__SHORT EXERCISE__: Search the material below for the word "Small". Copy every line that has it.

Dataset excerpt:
++++++

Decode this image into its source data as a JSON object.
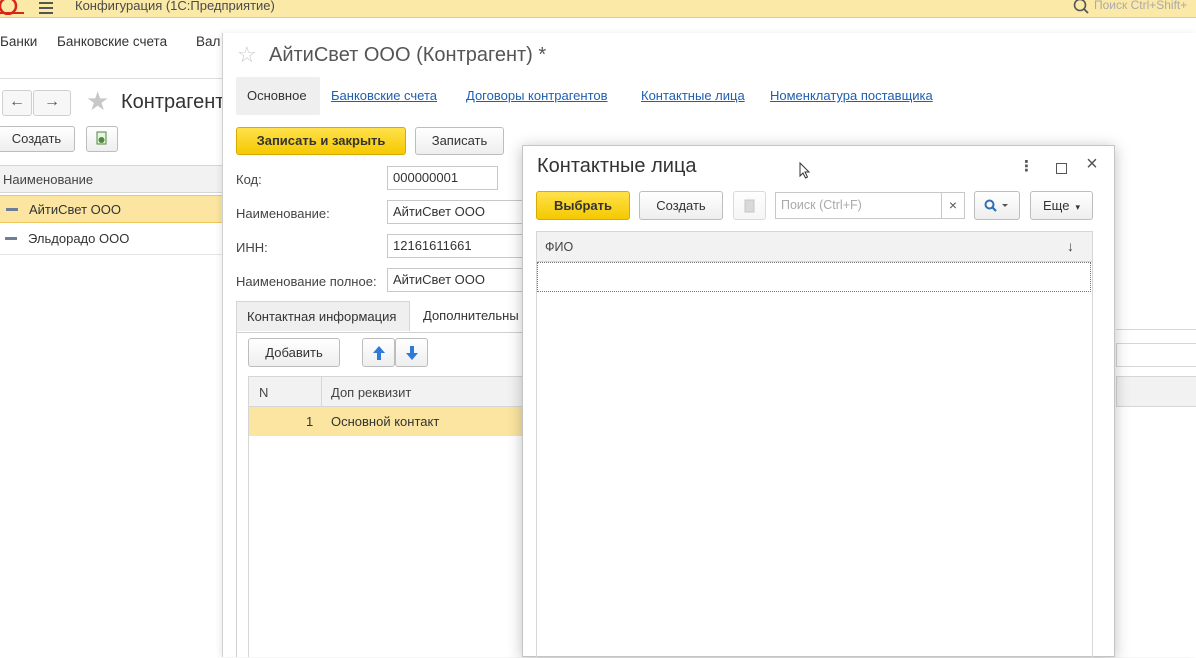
{
  "app": {
    "title": "Конфигурация (1С:Предприятие)",
    "search_placeholder": "Поиск Ctrl+Shift+"
  },
  "sections": [
    "Банки",
    "Банковские счета",
    "Вал"
  ],
  "list_form": {
    "title": "Контрагент",
    "create_label": "Создать",
    "column_name": "Наименование",
    "rows": [
      "АйтиСвет ООО",
      "Эльдорадо ООО"
    ]
  },
  "cp_form": {
    "title": "АйтиСвет ООО (Контрагент) *",
    "tabs": {
      "main": "Основное",
      "bank_accounts": "Банковские счета",
      "contracts": "Договоры контрагентов",
      "contacts": "Контактные лица",
      "supplier_items": "Номенклатура поставщика"
    },
    "save_close_label": "Записать и закрыть",
    "save_label": "Записать",
    "fields": {
      "code_label": "Код:",
      "code_value": "000000001",
      "name_label": "Наименование:",
      "name_value": "АйтиСвет ООО",
      "inn_label": "ИНН:",
      "inn_value": "12161611661",
      "fullname_label": "Наименование полное:",
      "fullname_value": "АйтиСвет ООО"
    },
    "subtabs": {
      "contact_info": "Контактная информация",
      "additional": "Дополнительны"
    },
    "add_label": "Добавить",
    "table": {
      "col_n": "N",
      "col_attr": "Доп реквизит",
      "rows": [
        {
          "n": "1",
          "attr": "Основной контакт"
        }
      ]
    }
  },
  "dialog": {
    "title": "Контактные лица",
    "choose_label": "Выбрать",
    "create_label": "Создать",
    "search_placeholder": "Поиск (Ctrl+F)",
    "clear_glyph": "×",
    "more_label": "Еще",
    "column_fio": "ФИО",
    "sort_glyph": "↓"
  },
  "colors": {
    "accent_yellow": "#f5c900",
    "link_blue": "#1f5fb0",
    "selected_row": "#fbe5a1",
    "topbar": "#fbe9a8"
  }
}
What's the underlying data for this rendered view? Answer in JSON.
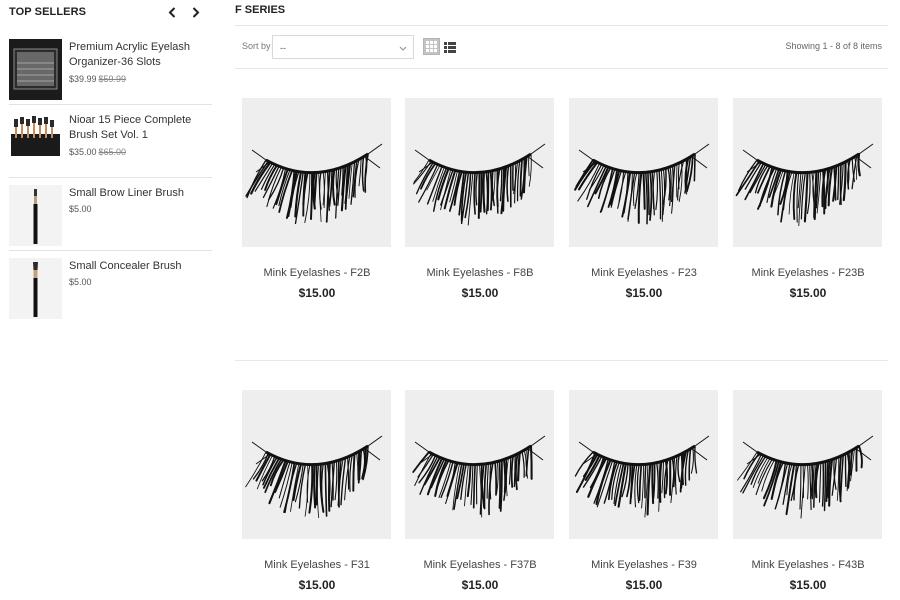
{
  "sidebar": {
    "title": "TOP SELLERS",
    "items": [
      {
        "name": "Premium Acrylic Eyelash Organizer-36 Slots",
        "price": "$39.99",
        "old_price": "$59.99",
        "thumb": "organizer"
      },
      {
        "name": "Nioar 15 Piece Complete Brush Set Vol. 1",
        "price": "$35.00",
        "old_price": "$65.00",
        "thumb": "brush-set"
      },
      {
        "name": "Small Brow Liner Brush",
        "price": "$5.00",
        "old_price": "",
        "thumb": "brush"
      },
      {
        "name": "Small Concealer Brush",
        "price": "$5.00",
        "old_price": "",
        "thumb": "brush"
      }
    ]
  },
  "main": {
    "title": "F SERIES",
    "sort_label": "Sort by",
    "sort_value": "--",
    "showing": "Showing 1 - 8 of 8 items",
    "products": [
      {
        "name": "Mink Eyelashes - F2B",
        "price": "$15.00"
      },
      {
        "name": "Mink Eyelashes - F8B",
        "price": "$15.00"
      },
      {
        "name": "Mink Eyelashes - F23",
        "price": "$15.00"
      },
      {
        "name": "Mink Eyelashes - F23B",
        "price": "$15.00"
      },
      {
        "name": "Mink Eyelashes - F31",
        "price": "$15.00"
      },
      {
        "name": "Mink Eyelashes - F37B",
        "price": "$15.00"
      },
      {
        "name": "Mink Eyelashes - F39",
        "price": "$15.00"
      },
      {
        "name": "Mink Eyelashes - F43B",
        "price": "$15.00"
      }
    ]
  },
  "icons": {
    "prev": "chevron-left-icon",
    "next": "chevron-right-icon",
    "sort": "chevron-down-icon",
    "grid_view": "grid-view-icon",
    "list_view": "list-view-icon"
  },
  "colors": {
    "background": "#ffffff",
    "text": "#333333",
    "price": "#222222",
    "image_bg": "#eeeeee",
    "lash": "#111111",
    "divider": "#e8e8e8"
  }
}
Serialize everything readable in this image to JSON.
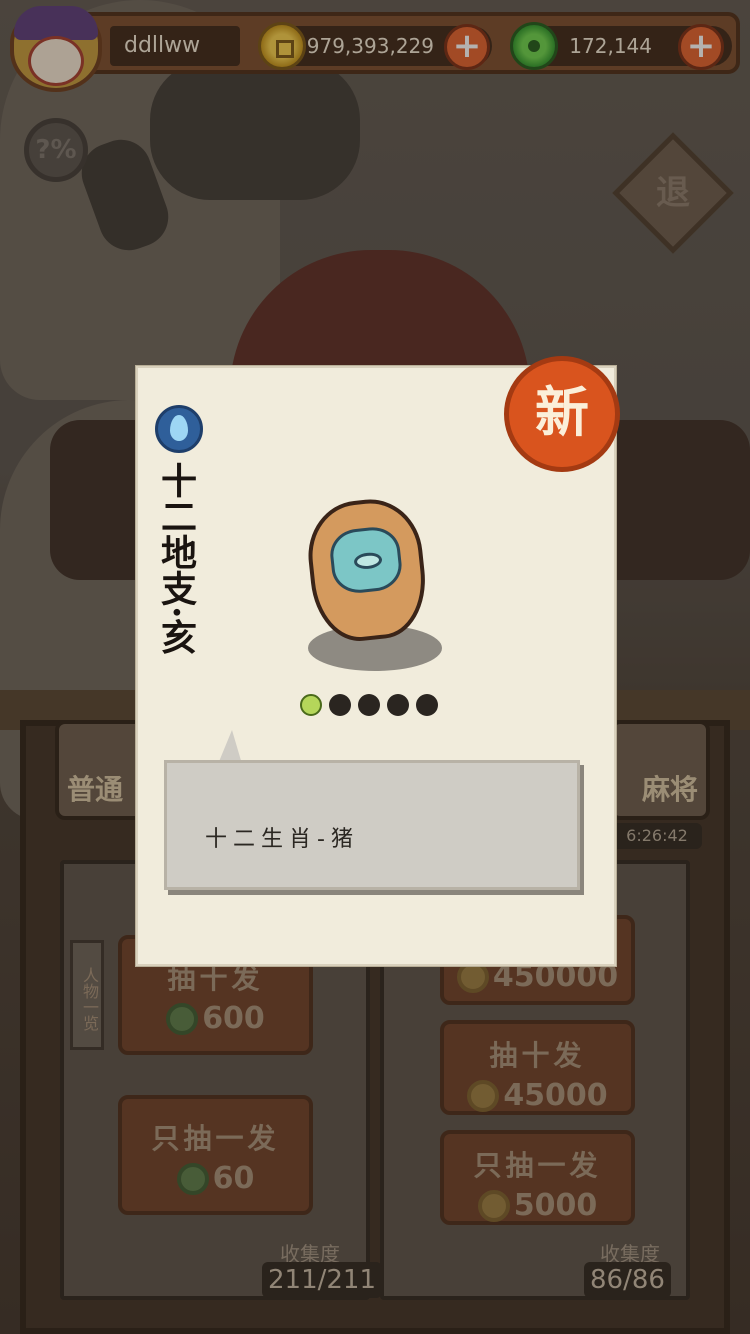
{
  "header": {
    "username": "ddllww",
    "gold_amount": "979,393,229",
    "jade_amount": "172,144",
    "add_label": "+"
  },
  "help_label": "?%",
  "exit_label": "退",
  "modes": {
    "normal_label": "普通",
    "mahjong_label": "麻将",
    "timer": "6:26:42"
  },
  "pool_left": {
    "side_label": "人物一览",
    "draw_ten_label": "抽十发",
    "draw_ten_cost": "600",
    "draw_one_label": "只抽一发",
    "draw_one_cost": "60",
    "progress_label": "收集度",
    "progress_value": "211/211"
  },
  "pool_right": {
    "top_cost": "450000",
    "draw_ten_label": "抽十发",
    "draw_ten_cost": "45000",
    "draw_one_label": "只抽一发",
    "draw_one_cost": "5000",
    "progress_label": "收集度",
    "progress_value": "86/86"
  },
  "card": {
    "new_badge": "新",
    "title": "十二地支·亥",
    "element_icon": "water-drop-icon",
    "stars_total": 5,
    "stars_on": 1,
    "description": "十二生肖-猪"
  },
  "colors": {
    "gold_coin": "#f8d04a",
    "jade_coin": "#4fc43a",
    "new_badge": "#d9541e",
    "card_bg": "#f1ecdc",
    "add_button": "#e4602a"
  }
}
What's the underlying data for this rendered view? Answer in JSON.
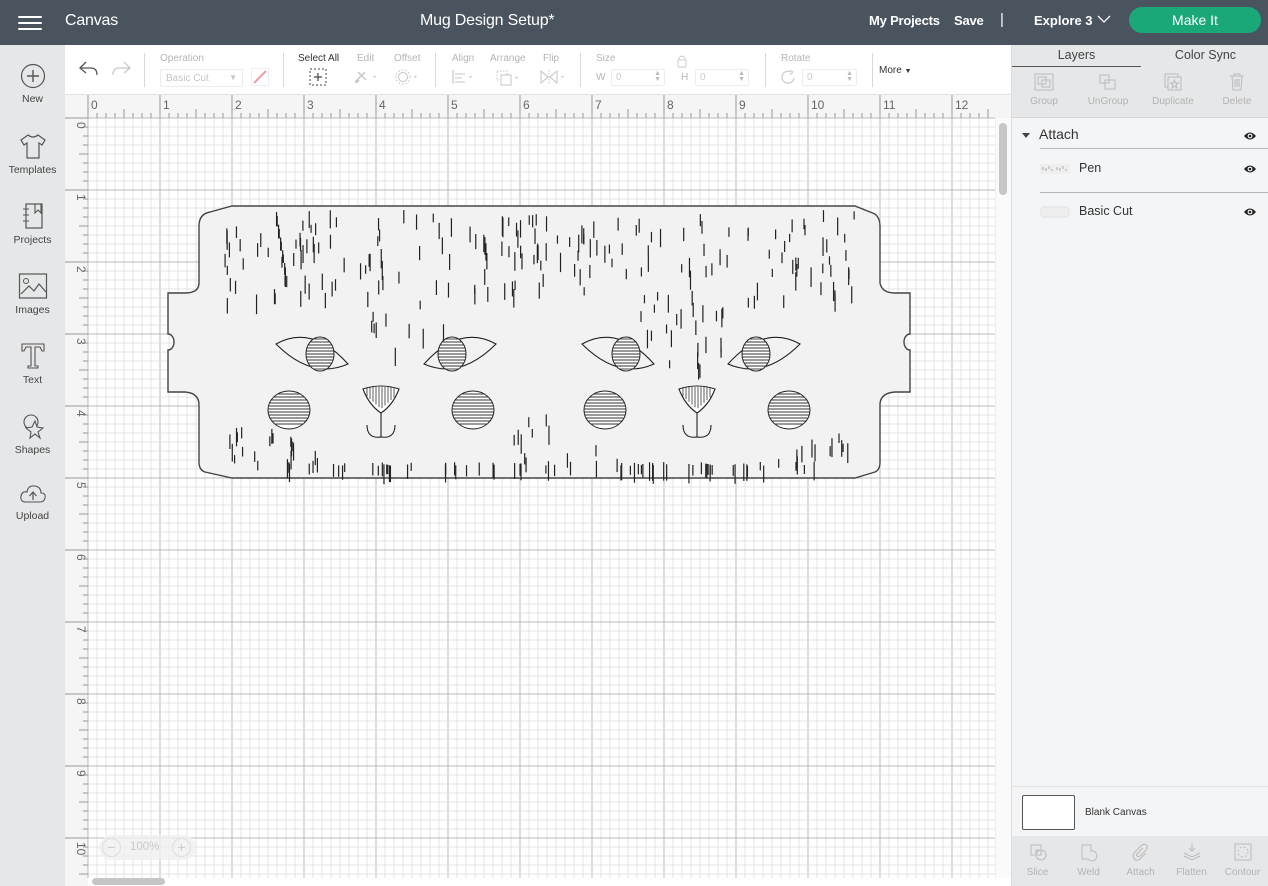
{
  "topbar": {
    "menu_icon": "hamburger-icon",
    "app_title": "Canvas",
    "document_title": "Mug Design Setup*",
    "my_projects": "My Projects",
    "save": "Save",
    "separator": "|",
    "machine": "Explore 3",
    "make_it": "Make It",
    "accent_color": "#1aa879",
    "bar_color": "#4a545e"
  },
  "leftnav": {
    "items": [
      {
        "label": "New",
        "icon": "plus-circle-icon"
      },
      {
        "label": "Templates",
        "icon": "tshirt-icon"
      },
      {
        "label": "Projects",
        "icon": "notebook-icon"
      },
      {
        "label": "Images",
        "icon": "image-icon"
      },
      {
        "label": "Text",
        "icon": "text-T-icon"
      },
      {
        "label": "Shapes",
        "icon": "shapes-icon"
      },
      {
        "label": "Upload",
        "icon": "cloud-upload-icon"
      }
    ]
  },
  "toolbar": {
    "undo_icon": "undo-icon",
    "redo_icon": "redo-icon",
    "operation_label": "Operation",
    "operation_value": "Basic Cut",
    "select_all": "Select All",
    "edit": "Edit",
    "offset": "Offset",
    "align": "Align",
    "arrange": "Arrange",
    "flip": "Flip",
    "size": "Size",
    "w_label": "W",
    "w_value": "0",
    "h_label": "H",
    "h_value": "0",
    "rotate": "Rotate",
    "rotate_value": "0",
    "more": "More"
  },
  "canvas": {
    "ruler_top": [
      "0",
      "1",
      "2",
      "3",
      "4",
      "5",
      "6",
      "7",
      "8",
      "9",
      "10",
      "11",
      "12"
    ],
    "ruler_left": [
      "0",
      "1",
      "2",
      "3",
      "4",
      "5",
      "6",
      "7",
      "8",
      "9",
      "10"
    ],
    "zoom_level": "100%",
    "zoom_out": "−",
    "zoom_in": "+",
    "units": "in"
  },
  "rightpanel": {
    "tabs": [
      "Layers",
      "Color Sync"
    ],
    "actions": [
      "Group",
      "UnGroup",
      "Duplicate",
      "Delete"
    ],
    "group_name": "Attach",
    "layers": [
      {
        "name": "Pen"
      },
      {
        "name": "Basic Cut"
      }
    ],
    "blank_canvas": "Blank Canvas",
    "bottom_actions": [
      "Slice",
      "Weld",
      "Attach",
      "Flatten",
      "Contour"
    ]
  }
}
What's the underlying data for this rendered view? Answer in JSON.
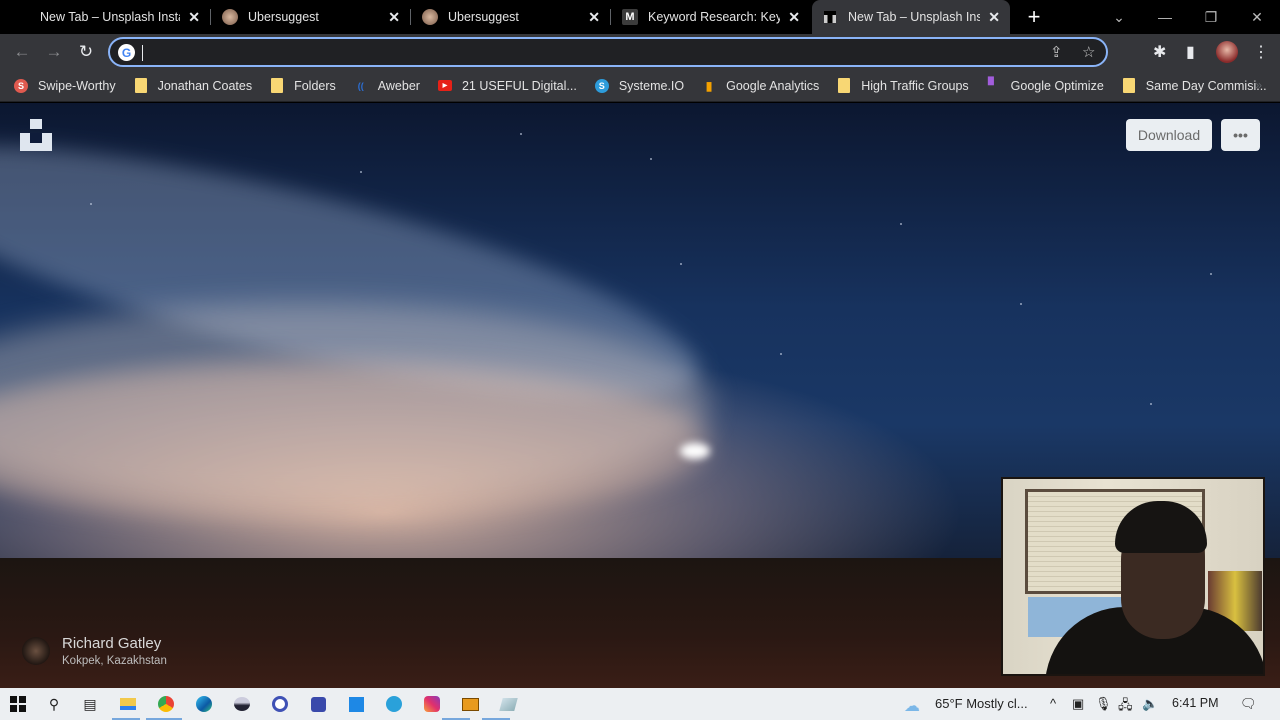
{
  "browser": {
    "tabs": [
      {
        "title": "New Tab – Unsplash Insta",
        "favicon": "unsplash-icon",
        "active": false
      },
      {
        "title": "Ubersuggest",
        "favicon": "ubersuggest-avatar-icon",
        "active": false
      },
      {
        "title": "Ubersuggest",
        "favicon": "ubersuggest-avatar-icon",
        "active": false
      },
      {
        "title": "Keyword Research: Keywo",
        "favicon": "m-logo-icon",
        "active": false
      },
      {
        "title": "New Tab – Unsplash Insta",
        "favicon": "unsplash-icon",
        "active": true
      }
    ],
    "tab_close_glyph": "✕",
    "new_tab_glyph": "+",
    "window_controls": {
      "tab_search": "⌄",
      "minimize": "—",
      "restore": "❐",
      "close": "✕"
    },
    "nav": {
      "back": "←",
      "forward": "→",
      "reload": "↻"
    },
    "omnibox": {
      "value": "",
      "placeholder": "",
      "engine_icon": "G"
    },
    "omnibox_actions": {
      "share": "⇪",
      "bookmark": "☆"
    },
    "toolbar_right": {
      "extensions": "✱",
      "side_panel": "▮",
      "menu": "⋮"
    },
    "bookmarks": [
      {
        "label": "Swipe-Worthy",
        "icon": "s-red-icon",
        "color": "#e05a4f",
        "glyph": "S"
      },
      {
        "label": "Jonathan Coates",
        "icon": "folder-icon"
      },
      {
        "label": "Folders",
        "icon": "folder-icon"
      },
      {
        "label": "Aweber",
        "icon": "aweber-icon",
        "color": "#2b6fd6",
        "glyph": "(("
      },
      {
        "label": "21 USEFUL Digital...",
        "icon": "youtube-icon",
        "color": "#e62117",
        "glyph": "▶"
      },
      {
        "label": "Systeme.IO",
        "icon": "systeme-icon",
        "color": "#2d9cdb",
        "glyph": "S"
      },
      {
        "label": "Google Analytics",
        "icon": "analytics-icon",
        "color": "#f4a100",
        "glyph": "▮"
      },
      {
        "label": "High Traffic Groups",
        "icon": "folder-icon"
      },
      {
        "label": "Google Optimize",
        "icon": "optimize-icon",
        "color": "#a25ddc",
        "glyph": "▘"
      },
      {
        "label": "Same Day Commisi...",
        "icon": "folder-icon"
      }
    ],
    "bookmarks_overflow": "»"
  },
  "page": {
    "download_label": "Download",
    "more_label": "•••",
    "photographer": "Richard Gatley",
    "location": "Kokpek, Kazakhstan"
  },
  "taskbar": {
    "apps": [
      "start-icon",
      "search-icon",
      "task-view-icon",
      "file-explorer-icon",
      "chrome-icon",
      "edge-icon",
      "app-orb-icon",
      "app-circle-icon",
      "app-square-icon",
      "store-icon",
      "telegram-icon",
      "instagram-icon",
      "monitor-app-icon",
      "notes-app-icon"
    ],
    "weather": "65°F  Mostly cl...",
    "time": "6:41 PM",
    "tray_glyphs": {
      "chevron": "^",
      "meet": "▣",
      "mic": "🎙",
      "network": "🖧",
      "volume": "🔈",
      "notifications": "🗨"
    }
  }
}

++++++

__RESPONSE__:
        "name": "Small Brow Liner Brush",
        "name": "Small Concealer Brush",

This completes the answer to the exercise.